**Short problem**
Where a line below holds the string "pluck", copy that line.

**Data entries**

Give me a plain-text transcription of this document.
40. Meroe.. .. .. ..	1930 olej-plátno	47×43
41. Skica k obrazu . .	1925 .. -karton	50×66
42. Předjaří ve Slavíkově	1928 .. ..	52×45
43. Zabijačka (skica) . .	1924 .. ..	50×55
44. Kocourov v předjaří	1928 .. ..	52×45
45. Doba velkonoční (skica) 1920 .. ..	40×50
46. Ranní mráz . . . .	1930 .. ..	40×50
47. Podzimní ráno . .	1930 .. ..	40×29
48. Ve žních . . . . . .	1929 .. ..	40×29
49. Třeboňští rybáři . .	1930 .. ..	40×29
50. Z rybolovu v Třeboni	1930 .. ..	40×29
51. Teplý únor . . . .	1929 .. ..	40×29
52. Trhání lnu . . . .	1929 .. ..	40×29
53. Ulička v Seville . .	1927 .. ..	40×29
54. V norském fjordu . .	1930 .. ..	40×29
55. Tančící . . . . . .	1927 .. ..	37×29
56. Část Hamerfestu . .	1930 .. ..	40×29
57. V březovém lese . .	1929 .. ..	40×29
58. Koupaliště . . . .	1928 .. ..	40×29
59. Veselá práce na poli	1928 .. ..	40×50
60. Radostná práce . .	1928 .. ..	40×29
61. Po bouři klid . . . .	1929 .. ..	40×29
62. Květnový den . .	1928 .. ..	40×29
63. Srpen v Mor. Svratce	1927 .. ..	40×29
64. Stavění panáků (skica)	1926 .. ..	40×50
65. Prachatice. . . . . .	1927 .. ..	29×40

--

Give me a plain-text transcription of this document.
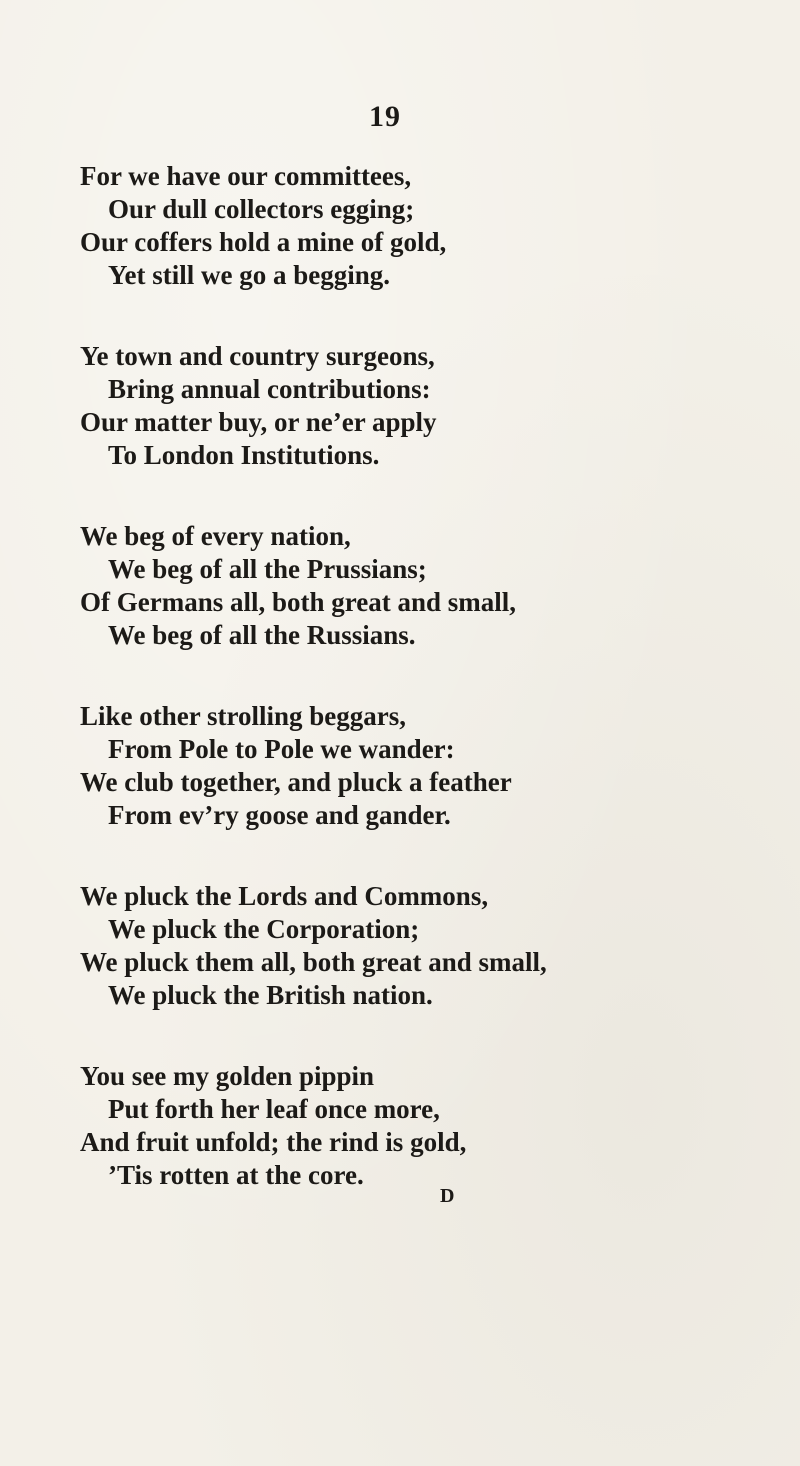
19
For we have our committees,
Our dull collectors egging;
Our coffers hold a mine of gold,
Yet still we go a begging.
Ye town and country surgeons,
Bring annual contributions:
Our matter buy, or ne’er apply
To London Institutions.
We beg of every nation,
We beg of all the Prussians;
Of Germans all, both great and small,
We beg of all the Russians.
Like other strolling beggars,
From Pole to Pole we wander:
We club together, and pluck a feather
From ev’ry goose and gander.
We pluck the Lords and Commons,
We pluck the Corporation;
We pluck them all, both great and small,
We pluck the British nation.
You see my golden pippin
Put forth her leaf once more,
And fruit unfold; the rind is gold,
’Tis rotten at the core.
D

**Written response**
We club together, and pluck a feather
We pluck the Lords and Commons,
We pluck the Corporation;
We pluck them all, both great and small,
We pluck the British nation.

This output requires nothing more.